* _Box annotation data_
◆ ◆ ◆ ◆
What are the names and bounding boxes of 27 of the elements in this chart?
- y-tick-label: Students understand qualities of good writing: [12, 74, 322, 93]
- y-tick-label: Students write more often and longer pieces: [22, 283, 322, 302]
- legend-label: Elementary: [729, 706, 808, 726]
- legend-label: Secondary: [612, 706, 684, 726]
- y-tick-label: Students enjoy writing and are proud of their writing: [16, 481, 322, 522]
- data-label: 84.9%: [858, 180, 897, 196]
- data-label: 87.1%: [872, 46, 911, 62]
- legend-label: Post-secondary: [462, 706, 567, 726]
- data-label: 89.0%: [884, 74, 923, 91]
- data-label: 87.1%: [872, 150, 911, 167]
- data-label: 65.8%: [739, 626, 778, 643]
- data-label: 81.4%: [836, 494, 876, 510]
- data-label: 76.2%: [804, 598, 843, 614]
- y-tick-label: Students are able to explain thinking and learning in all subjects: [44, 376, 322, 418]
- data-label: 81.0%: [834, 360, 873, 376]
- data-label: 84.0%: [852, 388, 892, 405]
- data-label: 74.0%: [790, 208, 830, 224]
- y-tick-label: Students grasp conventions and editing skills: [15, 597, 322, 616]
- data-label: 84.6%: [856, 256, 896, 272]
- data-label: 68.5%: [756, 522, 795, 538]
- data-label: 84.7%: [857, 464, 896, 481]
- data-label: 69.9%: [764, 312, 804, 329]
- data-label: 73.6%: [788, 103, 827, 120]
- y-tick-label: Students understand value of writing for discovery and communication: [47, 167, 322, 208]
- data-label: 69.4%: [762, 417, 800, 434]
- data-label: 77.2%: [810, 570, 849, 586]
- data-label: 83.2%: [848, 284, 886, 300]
◆ ◆ ◆ ◆
* _WORK TO DO_
Rewrite all of the records, changing each "Students" to "Learners" and leaving everything else as it is.

* _RESPONSE TO THE EXERCISE_
What are the names and bounding boxes of 27 of the elements in this chart?
- y-tick-label: Learners understand qualities of good writing: [12, 74, 322, 93]
- y-tick-label: Learners write more often and longer pieces: [22, 283, 322, 302]
- legend-label: Elementary: [729, 706, 808, 726]
- legend-label: Secondary: [612, 706, 684, 726]
- y-tick-label: Learners enjoy writing and are proud of their writing: [16, 481, 322, 522]
- data-label: 84.9%: [858, 180, 897, 196]
- data-label: 87.1%: [872, 46, 911, 62]
- legend-label: Post-secondary: [462, 706, 567, 726]
- data-label: 89.0%: [884, 74, 923, 91]
- data-label: 87.1%: [872, 150, 911, 167]
- data-label: 65.8%: [739, 626, 778, 643]
- data-label: 81.4%: [836, 494, 876, 510]
- data-label: 76.2%: [804, 598, 843, 614]
- y-tick-label: Learners are able to explain thinking and learning in all subjects: [44, 376, 322, 418]
- data-label: 81.0%: [834, 360, 873, 376]
- data-label: 84.0%: [852, 388, 892, 405]
- data-label: 74.0%: [790, 208, 830, 224]
- y-tick-label: Learners grasp conventions and editing skills: [15, 597, 322, 616]
- data-label: 84.6%: [856, 256, 896, 272]
- data-label: 68.5%: [756, 522, 795, 538]
- data-label: 84.7%: [857, 464, 896, 481]
- data-label: 69.9%: [764, 312, 804, 329]
- data-label: 73.6%: [788, 103, 827, 120]
- y-tick-label: Learners understand value of writing for discovery and communication: [47, 167, 322, 208]
- data-label: 69.4%: [762, 417, 800, 434]
- data-label: 77.2%: [810, 570, 849, 586]
- data-label: 83.2%: [848, 284, 886, 300]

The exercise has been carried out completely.